Family passes creativity through generations
Published 12:00 pm Tuesday, December 9, 2008
The personal expression of creativity seems to me to be a very magical thing.
What could be more wonderful than being born into a family where, from very early on, you are surrounded with the encouragement to explore and learn from those who have already chosen and walked that path.
Of course, we are quick to put a crayon into the hand of every child early on, but then, most adults continue on about more pressing business, perhaps only pausing later to admire the scribbley doggie or smiling face of mommy.
Ian Edwards, although only 15 months old, has already taken brushes in hand and begun applying paint to canvas. With the nurturing and knowledgeable assistance of his grandmother, artist Phyllis Thomas Gibson, Ian creates small abstract works that are currently featured alongside the paintings of his grandmother in a December gallery show at Four Seasons Antiques, Art & Botanicals.

Dataset entries |

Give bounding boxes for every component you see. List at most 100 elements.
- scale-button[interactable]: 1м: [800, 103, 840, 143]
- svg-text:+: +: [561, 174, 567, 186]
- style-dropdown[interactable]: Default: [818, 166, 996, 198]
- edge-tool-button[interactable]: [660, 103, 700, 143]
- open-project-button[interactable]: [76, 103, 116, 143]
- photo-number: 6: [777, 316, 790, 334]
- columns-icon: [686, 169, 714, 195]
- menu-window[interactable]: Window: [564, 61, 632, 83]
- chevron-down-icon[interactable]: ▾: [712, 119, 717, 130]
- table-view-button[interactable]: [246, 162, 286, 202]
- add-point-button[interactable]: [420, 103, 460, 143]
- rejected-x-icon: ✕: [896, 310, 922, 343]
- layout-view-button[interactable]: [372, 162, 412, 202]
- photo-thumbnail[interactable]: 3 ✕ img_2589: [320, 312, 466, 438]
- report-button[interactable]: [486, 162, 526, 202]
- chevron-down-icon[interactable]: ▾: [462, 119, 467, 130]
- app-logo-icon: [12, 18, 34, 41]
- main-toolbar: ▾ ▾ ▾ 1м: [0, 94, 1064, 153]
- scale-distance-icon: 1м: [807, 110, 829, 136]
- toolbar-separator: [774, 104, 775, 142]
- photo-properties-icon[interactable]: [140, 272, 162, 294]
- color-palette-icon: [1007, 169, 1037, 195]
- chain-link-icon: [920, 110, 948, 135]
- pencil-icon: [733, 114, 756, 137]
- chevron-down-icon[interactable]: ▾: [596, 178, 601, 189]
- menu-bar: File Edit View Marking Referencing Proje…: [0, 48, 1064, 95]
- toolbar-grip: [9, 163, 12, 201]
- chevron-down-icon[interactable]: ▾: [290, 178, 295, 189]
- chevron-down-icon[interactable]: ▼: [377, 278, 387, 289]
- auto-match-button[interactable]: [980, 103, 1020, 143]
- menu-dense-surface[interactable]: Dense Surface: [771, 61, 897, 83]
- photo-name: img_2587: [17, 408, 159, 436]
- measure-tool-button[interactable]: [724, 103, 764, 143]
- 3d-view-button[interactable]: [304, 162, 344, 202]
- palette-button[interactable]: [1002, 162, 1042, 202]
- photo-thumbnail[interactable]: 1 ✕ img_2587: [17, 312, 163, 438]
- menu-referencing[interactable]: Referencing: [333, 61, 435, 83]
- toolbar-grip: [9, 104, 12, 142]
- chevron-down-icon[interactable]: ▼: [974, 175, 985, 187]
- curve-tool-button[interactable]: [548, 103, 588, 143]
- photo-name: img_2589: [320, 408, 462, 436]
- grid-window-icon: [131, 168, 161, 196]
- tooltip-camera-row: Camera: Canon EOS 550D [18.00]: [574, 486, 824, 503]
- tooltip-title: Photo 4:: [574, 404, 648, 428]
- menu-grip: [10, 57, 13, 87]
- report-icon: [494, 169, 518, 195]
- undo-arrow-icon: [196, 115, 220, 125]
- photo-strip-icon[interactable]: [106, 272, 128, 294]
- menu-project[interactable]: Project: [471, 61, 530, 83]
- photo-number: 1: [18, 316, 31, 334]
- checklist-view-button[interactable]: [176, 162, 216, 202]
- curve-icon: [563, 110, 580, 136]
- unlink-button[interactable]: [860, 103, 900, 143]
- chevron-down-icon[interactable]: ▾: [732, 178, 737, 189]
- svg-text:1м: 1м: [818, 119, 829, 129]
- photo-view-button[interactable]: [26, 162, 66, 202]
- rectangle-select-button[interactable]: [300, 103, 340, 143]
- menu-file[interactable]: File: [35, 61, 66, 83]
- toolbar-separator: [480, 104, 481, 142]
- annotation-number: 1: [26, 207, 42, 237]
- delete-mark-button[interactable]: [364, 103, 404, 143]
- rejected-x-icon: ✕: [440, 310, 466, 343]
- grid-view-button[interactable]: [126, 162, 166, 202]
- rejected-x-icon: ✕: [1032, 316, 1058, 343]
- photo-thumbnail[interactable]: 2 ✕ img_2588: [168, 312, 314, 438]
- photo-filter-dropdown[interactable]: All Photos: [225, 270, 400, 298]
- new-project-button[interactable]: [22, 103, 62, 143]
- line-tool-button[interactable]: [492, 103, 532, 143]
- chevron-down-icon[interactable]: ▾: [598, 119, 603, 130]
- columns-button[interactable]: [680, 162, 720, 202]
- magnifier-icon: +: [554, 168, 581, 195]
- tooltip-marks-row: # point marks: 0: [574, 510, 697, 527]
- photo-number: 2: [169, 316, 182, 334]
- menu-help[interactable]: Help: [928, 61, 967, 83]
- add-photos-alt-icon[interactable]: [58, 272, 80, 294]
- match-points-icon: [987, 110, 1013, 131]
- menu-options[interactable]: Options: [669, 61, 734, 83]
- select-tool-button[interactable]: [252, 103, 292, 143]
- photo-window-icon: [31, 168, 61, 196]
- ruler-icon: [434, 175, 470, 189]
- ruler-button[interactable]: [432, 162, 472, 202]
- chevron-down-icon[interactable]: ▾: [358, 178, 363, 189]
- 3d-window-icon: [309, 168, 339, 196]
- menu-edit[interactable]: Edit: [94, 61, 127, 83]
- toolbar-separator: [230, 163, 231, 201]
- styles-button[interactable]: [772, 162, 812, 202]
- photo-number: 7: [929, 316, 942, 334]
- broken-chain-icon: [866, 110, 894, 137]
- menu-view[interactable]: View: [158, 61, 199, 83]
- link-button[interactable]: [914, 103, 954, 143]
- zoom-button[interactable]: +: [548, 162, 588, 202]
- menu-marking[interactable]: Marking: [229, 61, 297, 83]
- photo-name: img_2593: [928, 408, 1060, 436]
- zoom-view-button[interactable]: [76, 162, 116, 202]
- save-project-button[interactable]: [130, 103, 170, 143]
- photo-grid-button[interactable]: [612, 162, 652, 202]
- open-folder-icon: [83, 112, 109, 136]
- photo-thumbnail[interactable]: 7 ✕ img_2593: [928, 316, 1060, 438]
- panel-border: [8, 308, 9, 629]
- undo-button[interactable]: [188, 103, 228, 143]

Work order 1 |
Answer these questions from the article on creativity across generations:
(a) At what time and on what date was it published?
(b) How old is Ian Edwards?
(c) Where is the December gallery show held?
Work order 2 | Write out the passage of the article on creativity across generations that begins at the words "Family passes creativity" and stops after "very magical thing.".
The dataset entries are separate material, unconnected to the article on creativity across generations.

Reply 1 |
(a) 12:00 pm on Tuesday, December 9, 2008
(b) 15 months old
(c) Four Seasons Antiques, Art & Botanicals

Reply 2 |
Family passes creativity through generations
Published 12:00 pm Tuesday, December 9, 2008
The personal expression of creativity seems to me to be a very magical thing.